#### GIVEN DATA ####

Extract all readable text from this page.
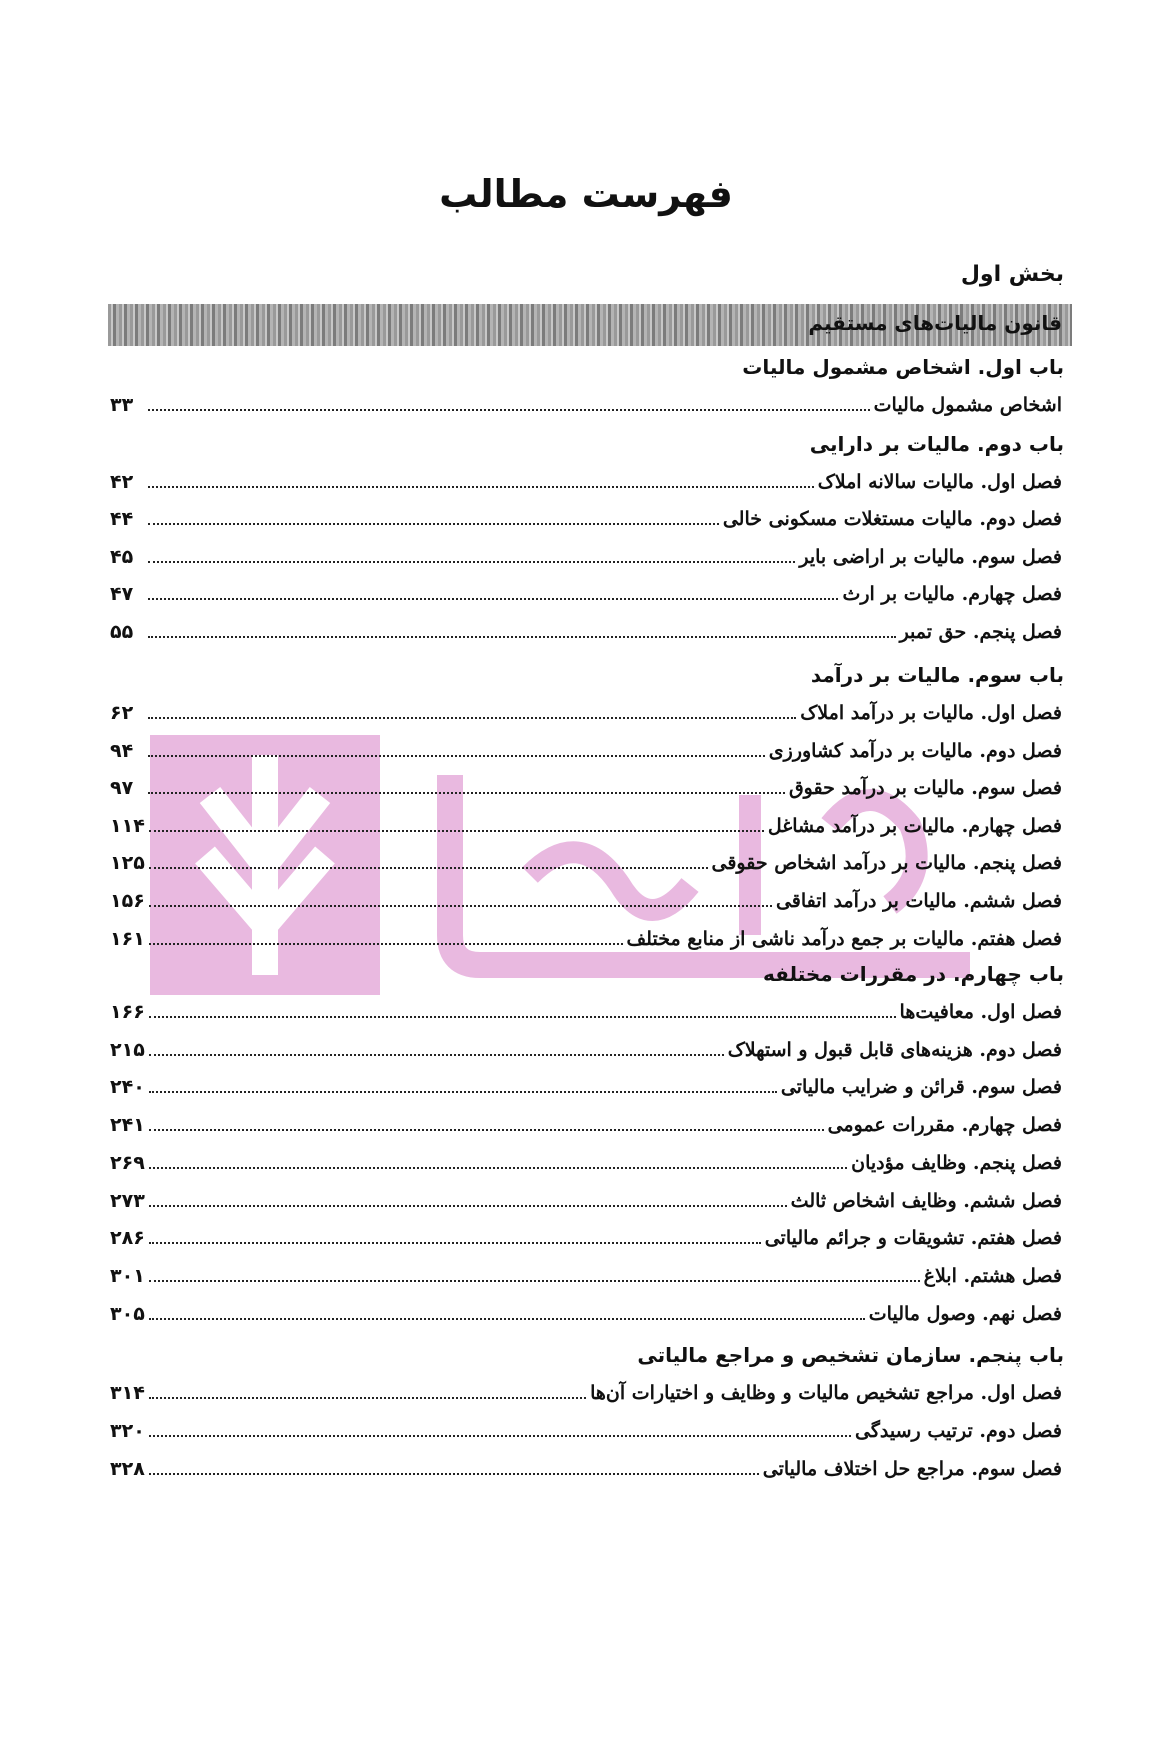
فهرست مطالب
بخش اول
قانون مالیات‌های مستقیم
باب اول. اشخاص مشمول مالیات
اشخاص مشمول مالیات
۳۳
باب دوم. مالیات بر دارایی
فصل اول. مالیات سالانه املاک
۴۲
فصل دوم. مالیات مستغلات مسکونی خالی
۴۴
فصل سوم. مالیات بر اراضی بایر
۴۵
فصل چهارم. مالیات بر ارث
۴۷
فصل پنجم. حق تمبر
۵۵
باب سوم. مالیات بر درآمد
فصل اول. مالیات بر درآمد املاک
۶۲
فصل دوم. مالیات بر درآمد کشاورزی
۹۴
فصل سوم. مالیات بر درآمد حقوق
۹۷
فصل چهارم. مالیات بر درآمد مشاغل
۱۱۴
فصل پنجم. مالیات بر درآمد اشخاص حقوقی
۱۲۵
فصل ششم. مالیات بر درآمد اتفاقی
۱۵۶
فصل هفتم. مالیات بر جمع درآمد ناشی از منابع مختلف
۱۶۱
باب چهارم. در مقررات مختلفه
فصل اول. معافیت‌ها
۱۶۶
فصل دوم. هزینه‌های قابل قبول و استهلاک
۲۱۵
فصل سوم. قرائن و ضرایب مالیاتی
۲۴۰
فصل چهارم. مقررات عمومی
۲۴۱
فصل پنجم. وظایف مؤدیان
۲۶۹
فصل ششم. وظایف اشخاص ثالث
۲۷۳
فصل هفتم. تشویقات و جرائم مالیاتی
۲۸۶
فصل هشتم. ابلاغ
۳۰۱
فصل نهم. وصول مالیات
۳۰۵
باب پنجم. سازمان تشخیص و مراجع مالیاتی
فصل اول. مراجع تشخیص مالیات و وظایف و اختیارات آن‌ها
۳۱۴
فصل دوم. ترتیب رسیدگی
۳۲۰
فصل سوم. مراجع حل اختلاف مالیاتی
۳۲۸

####

Note each line of the entries that has "اشخاص" in it, and copy those lines.

## RESULT OF THIS EXERCISE:
باب اول. اشخاص مشمول مالیات
اشخاص مشمول مالیات
فصل پنجم. مالیات بر درآمد اشخاص حقوقی
فصل ششم. وظایف اشخاص ثالث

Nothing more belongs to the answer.